=== EXERCISE TASK ===
All entries below are to be set down again, identical to the source.

Dataset listings of figures:
-- BEGIN --

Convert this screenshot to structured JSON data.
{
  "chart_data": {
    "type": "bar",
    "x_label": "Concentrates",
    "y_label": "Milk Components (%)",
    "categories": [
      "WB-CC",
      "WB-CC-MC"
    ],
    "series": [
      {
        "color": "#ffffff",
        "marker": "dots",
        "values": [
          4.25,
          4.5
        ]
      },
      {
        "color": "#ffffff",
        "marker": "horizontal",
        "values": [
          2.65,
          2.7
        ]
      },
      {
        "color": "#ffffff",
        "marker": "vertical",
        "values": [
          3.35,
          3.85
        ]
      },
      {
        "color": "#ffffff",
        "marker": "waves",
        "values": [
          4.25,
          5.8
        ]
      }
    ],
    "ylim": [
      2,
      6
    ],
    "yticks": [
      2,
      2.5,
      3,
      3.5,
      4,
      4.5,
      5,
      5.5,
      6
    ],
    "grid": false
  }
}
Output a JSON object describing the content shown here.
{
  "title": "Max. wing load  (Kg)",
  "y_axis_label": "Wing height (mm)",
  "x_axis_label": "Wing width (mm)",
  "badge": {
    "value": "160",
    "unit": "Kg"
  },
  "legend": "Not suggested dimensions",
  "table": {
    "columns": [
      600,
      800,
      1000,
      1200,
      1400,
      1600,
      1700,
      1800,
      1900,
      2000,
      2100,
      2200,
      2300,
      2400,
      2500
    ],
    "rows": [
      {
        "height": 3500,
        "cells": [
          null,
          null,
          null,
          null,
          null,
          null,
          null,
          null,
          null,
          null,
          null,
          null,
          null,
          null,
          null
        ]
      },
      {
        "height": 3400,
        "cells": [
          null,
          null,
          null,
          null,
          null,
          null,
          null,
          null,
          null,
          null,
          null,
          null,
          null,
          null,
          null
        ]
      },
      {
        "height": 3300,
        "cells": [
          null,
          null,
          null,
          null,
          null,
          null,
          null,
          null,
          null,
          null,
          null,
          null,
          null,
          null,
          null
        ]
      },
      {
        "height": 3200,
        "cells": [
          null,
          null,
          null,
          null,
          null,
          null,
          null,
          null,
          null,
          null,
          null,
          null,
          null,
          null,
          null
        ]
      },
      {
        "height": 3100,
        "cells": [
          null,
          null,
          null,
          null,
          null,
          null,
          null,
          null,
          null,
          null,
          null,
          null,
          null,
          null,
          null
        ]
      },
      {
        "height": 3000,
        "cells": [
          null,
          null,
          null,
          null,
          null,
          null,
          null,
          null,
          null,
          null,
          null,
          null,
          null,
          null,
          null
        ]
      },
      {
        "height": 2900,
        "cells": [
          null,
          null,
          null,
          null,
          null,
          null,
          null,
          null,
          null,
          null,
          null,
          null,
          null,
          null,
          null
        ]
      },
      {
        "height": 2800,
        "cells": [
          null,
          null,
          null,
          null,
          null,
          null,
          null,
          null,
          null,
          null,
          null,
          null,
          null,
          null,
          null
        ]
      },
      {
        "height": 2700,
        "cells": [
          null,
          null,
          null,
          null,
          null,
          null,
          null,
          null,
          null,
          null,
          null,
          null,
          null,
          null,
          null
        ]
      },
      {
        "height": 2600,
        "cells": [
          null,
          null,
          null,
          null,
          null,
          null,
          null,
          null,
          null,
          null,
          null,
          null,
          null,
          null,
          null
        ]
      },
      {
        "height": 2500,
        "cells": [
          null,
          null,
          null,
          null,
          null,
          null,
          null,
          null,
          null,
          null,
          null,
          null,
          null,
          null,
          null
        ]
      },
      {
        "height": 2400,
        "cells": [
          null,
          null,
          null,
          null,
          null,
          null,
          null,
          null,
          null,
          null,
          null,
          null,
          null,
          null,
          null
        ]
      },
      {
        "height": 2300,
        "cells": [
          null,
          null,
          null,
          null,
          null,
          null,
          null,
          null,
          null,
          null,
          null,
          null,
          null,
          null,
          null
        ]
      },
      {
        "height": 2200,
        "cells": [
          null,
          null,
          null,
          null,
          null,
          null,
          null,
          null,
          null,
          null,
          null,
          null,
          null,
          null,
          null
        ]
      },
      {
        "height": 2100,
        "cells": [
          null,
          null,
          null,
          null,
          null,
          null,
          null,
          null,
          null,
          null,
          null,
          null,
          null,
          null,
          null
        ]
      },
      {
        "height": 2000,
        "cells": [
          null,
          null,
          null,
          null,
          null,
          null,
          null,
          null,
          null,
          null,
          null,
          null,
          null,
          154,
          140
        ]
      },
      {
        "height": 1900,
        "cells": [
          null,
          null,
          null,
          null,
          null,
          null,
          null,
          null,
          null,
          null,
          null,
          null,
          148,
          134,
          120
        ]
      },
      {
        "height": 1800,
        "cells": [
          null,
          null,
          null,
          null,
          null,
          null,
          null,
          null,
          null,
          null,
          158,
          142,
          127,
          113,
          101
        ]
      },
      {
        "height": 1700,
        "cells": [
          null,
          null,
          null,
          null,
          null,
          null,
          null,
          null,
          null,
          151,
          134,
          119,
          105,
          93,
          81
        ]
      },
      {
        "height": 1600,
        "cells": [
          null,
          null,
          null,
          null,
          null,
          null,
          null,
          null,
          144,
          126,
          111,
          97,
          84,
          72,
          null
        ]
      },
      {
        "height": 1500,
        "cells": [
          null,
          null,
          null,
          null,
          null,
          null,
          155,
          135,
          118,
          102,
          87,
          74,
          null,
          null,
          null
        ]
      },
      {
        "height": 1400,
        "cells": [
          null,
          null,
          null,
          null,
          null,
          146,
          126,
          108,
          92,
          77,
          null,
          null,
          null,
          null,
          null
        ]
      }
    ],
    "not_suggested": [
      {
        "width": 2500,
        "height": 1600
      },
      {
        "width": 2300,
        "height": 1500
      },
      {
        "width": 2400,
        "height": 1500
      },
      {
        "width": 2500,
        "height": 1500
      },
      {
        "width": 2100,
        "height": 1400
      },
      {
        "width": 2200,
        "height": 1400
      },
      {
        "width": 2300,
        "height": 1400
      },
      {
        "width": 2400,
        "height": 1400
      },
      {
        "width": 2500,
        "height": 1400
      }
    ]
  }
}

-- END --

=== RESPONSE TO THE EXERCISE ===
Convert this screenshot to structured JSON data.
{
  "chart_data": {
    "type": "bar",
    "x_label": "Concentrates",
    "y_label": "Milk Components (%)",
    "categories": [
      "WB-CC",
      "WB-CC-MC"
    ],
    "series": [
      {
        "color": "#ffffff",
        "marker": "dots",
        "values": [
          4.25,
          4.5
        ]
      },
      {
        "color": "#ffffff",
        "marker": "horizontal",
        "values": [
          2.65,
          2.7
        ]
      },
      {
        "color": "#ffffff",
        "marker": "vertical",
        "values": [
          3.35,
          3.85
        ]
      },
      {
        "color": "#ffffff",
        "marker": "waves",
        "values": [
          4.25,
          5.8
        ]
      }
    ],
    "ylim": [
      2,
      6
    ],
    "yticks": [
      2,
      2.5,
      3,
      3.5,
      4,
      4.5,
      5,
      5.5,
      6
    ],
    "grid": false
  }
}
Output a JSON object describing the content shown here.
{
  "title": "Max. wing load  (Kg)",
  "y_axis_label": "Wing height (mm)",
  "x_axis_label": "Wing width (mm)",
  "badge": {
    "value": "160",
    "unit": "Kg"
  },
  "legend": "Not suggested dimensions",
  "table": {
    "columns": [
      600,
      800,
      1000,
      1200,
      1400,
      1600,
      1700,
      1800,
      1900,
      2000,
      2100,
      2200,
      2300,
      2400,
      2500
    ],
    "rows": [
      {
        "height": 3500,
        "cells": [
          null,
          null,
          null,
          null,
          null,
          null,
          null,
          null,
          null,
          null,
          null,
          null,
          null,
          null,
          null
        ]
      },
      {
        "height": 3400,
        "cells": [
          null,
          null,
          null,
          null,
          null,
          null,
          null,
          null,
          null,
          null,
          null,
          null,
          null,
          null,
          null
        ]
      },
      {
        "height": 3300,
        "cells": [
          null,
          null,
          null,
          null,
          null,
          null,
          null,
          null,
          null,
          null,
          null,
          null,
          null,
          null,
          null
        ]
      },
      {
        "height": 3200,
        "cells": [
          null,
          null,
          null,
          null,
          null,
          null,
          null,
          null,
          null,
          null,
          null,
          null,
          null,
          null,
          null
        ]
      },
      {
        "height": 3100,
        "cells": [
          null,
          null,
          null,
          null,
          null,
          null,
          null,
          null,
          null,
          null,
          null,
          null,
          null,
          null,
          null
        ]
      },
      {
        "height": 3000,
        "cells": [
          null,
          null,
          null,
          null,
          null,
          null,
          null,
          null,
          null,
          null,
          null,
          null,
          null,
          null,
          null
        ]
      },
      {
        "height": 2900,
        "cells": [
          null,
          null,
          null,
          null,
          null,
          null,
          null,
          null,
          null,
          null,
          null,
          null,
          null,
          null,
          null
        ]
      },
      {
        "height": 2800,
        "cells": [
          null,
          null,
          null,
          null,
          null,
          null,
          null,
          null,
          null,
          null,
          null,
          null,
          null,
          null,
          null
        ]
      },
      {
        "height": 2700,
        "cells": [
          null,
          null,
          null,
          null,
          null,
          null,
          null,
          null,
          null,
          null,
          null,
          null,
          null,
          null,
          null
        ]
      },
      {
        "height": 2600,
        "cells": [
          null,
          null,
          null,
          null,
          null,
          null,
          null,
          null,
          null,
          null,
          null,
          null,
          null,
          null,
          null
        ]
      },
      {
        "height": 2500,
        "cells": [
          null,
          null,
          null,
          null,
          null,
          null,
          null,
          null,
          null,
          null,
          null,
          null,
          null,
          null,
          null
        ]
      },
      {
        "height": 2400,
        "cells": [
          null,
          null,
          null,
          null,
          null,
          null,
          null,
          null,
          null,
          null,
          null,
          null,
          null,
          null,
          null
        ]
      },
      {
        "height": 2300,
        "cells": [
          null,
          null,
          null,
          null,
          null,
          null,
          null,
          null,
          null,
          null,
          null,
          null,
          null,
          null,
          null
        ]
      },
      {
        "height": 2200,
        "cells": [
          null,
          null,
          null,
          null,
          null,
          null,
          null,
          null,
          null,
          null,
          null,
          null,
          null,
          null,
          null
        ]
      },
      {
        "height": 2100,
        "cells": [
          null,
          null,
          null,
          null,
          null,
          null,
          null,
          null,
          null,
          null,
          null,
          null,
          null,
          null,
          null
        ]
      },
      {
        "height": 2000,
        "cells": [
          null,
          null,
          null,
          null,
          null,
          null,
          null,
          null,
          null,
          null,
          null,
          null,
          null,
          154,
          140
        ]
      },
      {
        "height": 1900,
        "cells": [
          null,
          null,
          null,
          null,
          null,
          null,
          null,
          null,
          null,
          null,
          null,
          null,
          148,
          134,
          120
        ]
      },
      {
        "height": 1800,
        "cells": [
          null,
          null,
          null,
          null,
          null,
          null,
          null,
          null,
          null,
          null,
          158,
          142,
          127,
          113,
          101
        ]
      },
      {
        "height": 1700,
        "cells": [
          null,
          null,
          null,
          null,
          null,
          null,
          null,
          null,
          null,
          151,
          134,
          119,
          105,
          93,
          81
        ]
      },
      {
        "height": 1600,
        "cells": [
          null,
          null,
          null,
          null,
          null,
          null,
          null,
          null,
          144,
          126,
          111,
          97,
          84,
          72,
          null
        ]
      },
      {
        "height": 1500,
        "cells": [
          null,
          null,
          null,
          null,
          null,
          null,
          155,
          135,
          118,
          102,
          87,
          74,
          null,
          null,
          null
        ]
      },
      {
        "height": 1400,
        "cells": [
          null,
          null,
          null,
          null,
          null,
          146,
          126,
          108,
          92,
          77,
          null,
          null,
          null,
          null,
          null
        ]
      }
    ],
    "not_suggested": [
      {
        "width": 2500,
        "height": 1600
      },
      {
        "width": 2300,
        "height": 1500
      },
      {
        "width": 2400,
        "height": 1500
      },
      {
        "width": 2500,
        "height": 1500
      },
      {
        "width": 2100,
        "height": 1400
      },
      {
        "width": 2200,
        "height": 1400
      },
      {
        "width": 2300,
        "height": 1400
      },
      {
        "width": 2400,
        "height": 1400
      },
      {
        "width": 2500,
        "height": 1400
      }
    ]
  }
}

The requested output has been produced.